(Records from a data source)

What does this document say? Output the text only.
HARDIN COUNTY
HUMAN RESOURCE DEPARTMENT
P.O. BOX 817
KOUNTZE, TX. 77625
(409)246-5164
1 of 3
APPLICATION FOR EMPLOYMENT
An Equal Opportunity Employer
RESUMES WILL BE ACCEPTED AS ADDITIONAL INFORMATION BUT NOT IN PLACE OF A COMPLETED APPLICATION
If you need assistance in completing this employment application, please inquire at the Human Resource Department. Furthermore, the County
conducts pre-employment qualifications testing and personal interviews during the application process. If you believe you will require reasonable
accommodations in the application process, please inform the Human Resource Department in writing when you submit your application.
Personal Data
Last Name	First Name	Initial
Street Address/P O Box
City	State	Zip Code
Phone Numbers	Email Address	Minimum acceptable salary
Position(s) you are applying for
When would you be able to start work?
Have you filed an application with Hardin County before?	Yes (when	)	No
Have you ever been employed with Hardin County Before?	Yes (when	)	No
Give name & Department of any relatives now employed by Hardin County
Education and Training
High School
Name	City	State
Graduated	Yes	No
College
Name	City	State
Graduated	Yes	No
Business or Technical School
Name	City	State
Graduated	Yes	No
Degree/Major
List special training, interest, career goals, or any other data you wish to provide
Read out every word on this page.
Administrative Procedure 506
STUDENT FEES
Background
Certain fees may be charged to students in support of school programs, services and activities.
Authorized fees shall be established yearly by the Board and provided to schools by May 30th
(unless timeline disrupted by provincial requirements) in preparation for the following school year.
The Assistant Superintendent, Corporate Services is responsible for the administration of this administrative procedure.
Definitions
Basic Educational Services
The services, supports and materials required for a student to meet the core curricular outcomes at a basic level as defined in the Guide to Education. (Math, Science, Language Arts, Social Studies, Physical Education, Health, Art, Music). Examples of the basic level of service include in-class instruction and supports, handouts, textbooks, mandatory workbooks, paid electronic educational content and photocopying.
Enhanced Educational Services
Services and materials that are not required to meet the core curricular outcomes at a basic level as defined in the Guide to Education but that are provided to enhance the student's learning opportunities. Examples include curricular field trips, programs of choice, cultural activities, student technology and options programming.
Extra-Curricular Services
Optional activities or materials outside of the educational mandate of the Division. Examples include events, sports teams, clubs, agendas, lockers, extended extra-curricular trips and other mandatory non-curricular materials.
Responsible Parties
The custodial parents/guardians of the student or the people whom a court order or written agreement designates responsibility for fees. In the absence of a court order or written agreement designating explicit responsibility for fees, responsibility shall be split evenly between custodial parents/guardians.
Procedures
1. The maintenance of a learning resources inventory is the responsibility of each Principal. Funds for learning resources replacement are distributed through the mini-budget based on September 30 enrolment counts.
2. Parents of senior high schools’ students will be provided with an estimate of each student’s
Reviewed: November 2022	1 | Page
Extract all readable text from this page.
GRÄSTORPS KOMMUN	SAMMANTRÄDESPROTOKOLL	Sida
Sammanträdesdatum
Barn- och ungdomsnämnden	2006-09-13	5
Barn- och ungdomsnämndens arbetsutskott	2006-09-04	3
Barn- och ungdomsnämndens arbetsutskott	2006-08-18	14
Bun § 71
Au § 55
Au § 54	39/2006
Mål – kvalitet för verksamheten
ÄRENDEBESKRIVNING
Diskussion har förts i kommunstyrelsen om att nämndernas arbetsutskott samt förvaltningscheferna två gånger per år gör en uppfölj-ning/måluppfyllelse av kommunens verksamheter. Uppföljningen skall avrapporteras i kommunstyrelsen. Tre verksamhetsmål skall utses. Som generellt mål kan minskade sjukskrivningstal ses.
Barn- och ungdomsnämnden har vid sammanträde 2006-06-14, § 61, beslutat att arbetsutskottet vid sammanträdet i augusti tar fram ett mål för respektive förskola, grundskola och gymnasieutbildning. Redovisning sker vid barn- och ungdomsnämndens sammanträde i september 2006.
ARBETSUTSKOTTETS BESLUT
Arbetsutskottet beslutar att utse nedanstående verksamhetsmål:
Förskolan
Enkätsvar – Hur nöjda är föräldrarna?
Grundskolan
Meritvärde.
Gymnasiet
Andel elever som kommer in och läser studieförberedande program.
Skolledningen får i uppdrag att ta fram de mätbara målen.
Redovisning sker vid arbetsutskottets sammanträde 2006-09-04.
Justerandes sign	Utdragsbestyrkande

> **Set task**
Copy the material above, line for line.

> **Result for this task**
What does this document say? Output the text only.
HARDIN COUNTY
HUMAN RESOURCE DEPARTMENT
P.O. BOX 817
KOUNTZE, TX. 77625
(409)246-5164
1 of 3
APPLICATION FOR EMPLOYMENT
An Equal Opportunity Employer
RESUMES WILL BE ACCEPTED AS ADDITIONAL INFORMATION BUT NOT IN PLACE OF A COMPLETED APPLICATION
If you need assistance in completing this employment application, please inquire at the Human Resource Department. Furthermore, the County
conducts pre-employment qualifications testing and personal interviews during the application process. If you believe you will require reasonable
accommodations in the application process, please inform the Human Resource Department in writing when you submit your application.
Personal Data
Last Name	First Name	Initial
Street Address/P O Box
City	State	Zip Code
Phone Numbers	Email Address	Minimum acceptable salary
Position(s) you are applying for
When would you be able to start work?
Have you filed an application with Hardin County before?	Yes (when	)	No
Have you ever been employed with Hardin County Before?	Yes (when	)	No
Give name & Department of any relatives now employed by Hardin County
Education and Training
High School
Name	City	State
Graduated	Yes	No
College
Name	City	State
Graduated	Yes	No
Business or Technical School
Name	City	State
Graduated	Yes	No
Degree/Major
List special training, interest, career goals, or any other data you wish to provide
Read out every word on this page.
Administrative Procedure 506
STUDENT FEES
Background
Certain fees may be charged to students in support of school programs, services and activities.
Authorized fees shall be established yearly by the Board and provided to schools by May 30th
(unless timeline disrupted by provincial requirements) in preparation for the following school year.
The Assistant Superintendent, Corporate Services is responsible for the administration of this administrative procedure.
Definitions
Basic Educational Services
The services, supports and materials required for a student to meet the core curricular outcomes at a basic level as defined in the Guide to Education. (Math, Science, Language Arts, Social Studies, Physical Education, Health, Art, Music). Examples of the basic level of service include in-class instruction and supports, handouts, textbooks, mandatory workbooks, paid electronic educational content and photocopying.
Enhanced Educational Services
Services and materials that are not required to meet the core curricular outcomes at a basic level as defined in the Guide to Education but that are provided to enhance the student's learning opportunities. Examples include curricular field trips, programs of choice, cultural activities, student technology and options programming.
Extra-Curricular Services
Optional activities or materials outside of the educational mandate of the Division. Examples include events, sports teams, clubs, agendas, lockers, extended extra-curricular trips and other mandatory non-curricular materials.
Responsible Parties
The custodial parents/guardians of the student or the people whom a court order or written agreement designates responsibility for fees. In the absence of a court order or written agreement designating explicit responsibility for fees, responsibility shall be split evenly between custodial parents/guardians.
Procedures
1. The maintenance of a learning resources inventory is the responsibility of each Principal. Funds for learning resources replacement are distributed through the mini-budget based on September 30 enrolment counts.
2. Parents of senior high schools’ students will be provided with an estimate of each student’s
Reviewed: November 2022	1 | Page
Extract all readable text from this page.
GRÄSTORPS KOMMUN	SAMMANTRÄDESPROTOKOLL	Sida
Sammanträdesdatum
Barn- och ungdomsnämnden	2006-09-13	5
Barn- och ungdomsnämndens arbetsutskott	2006-09-04	3
Barn- och ungdomsnämndens arbetsutskott	2006-08-18	14
Bun § 71
Au § 55
Au § 54	39/2006
Mål – kvalitet för verksamheten
ÄRENDEBESKRIVNING
Diskussion har förts i kommunstyrelsen om att nämndernas arbetsutskott samt förvaltningscheferna två gånger per år gör en uppfölj-ning/måluppfyllelse av kommunens verksamheter. Uppföljningen skall avrapporteras i kommunstyrelsen. Tre verksamhetsmål skall utses. Som generellt mål kan minskade sjukskrivningstal ses.
Barn- och ungdomsnämnden har vid sammanträde 2006-06-14, § 61, beslutat att arbetsutskottet vid sammanträdet i augusti tar fram ett mål för respektive förskola, grundskola och gymnasieutbildning. Redovisning sker vid barn- och ungdomsnämndens sammanträde i september 2006.
ARBETSUTSKOTTETS BESLUT
Arbetsutskottet beslutar att utse nedanstående verksamhetsmål:
Förskolan
Enkätsvar – Hur nöjda är föräldrarna?
Grundskolan
Meritvärde.
Gymnasiet
Andel elever som kommer in och läser studieförberedande program.
Skolledningen får i uppdrag att ta fram de mätbara målen.
Redovisning sker vid arbetsutskottets sammanträde 2006-09-04.
Justerandes sign	Utdragsbestyrkande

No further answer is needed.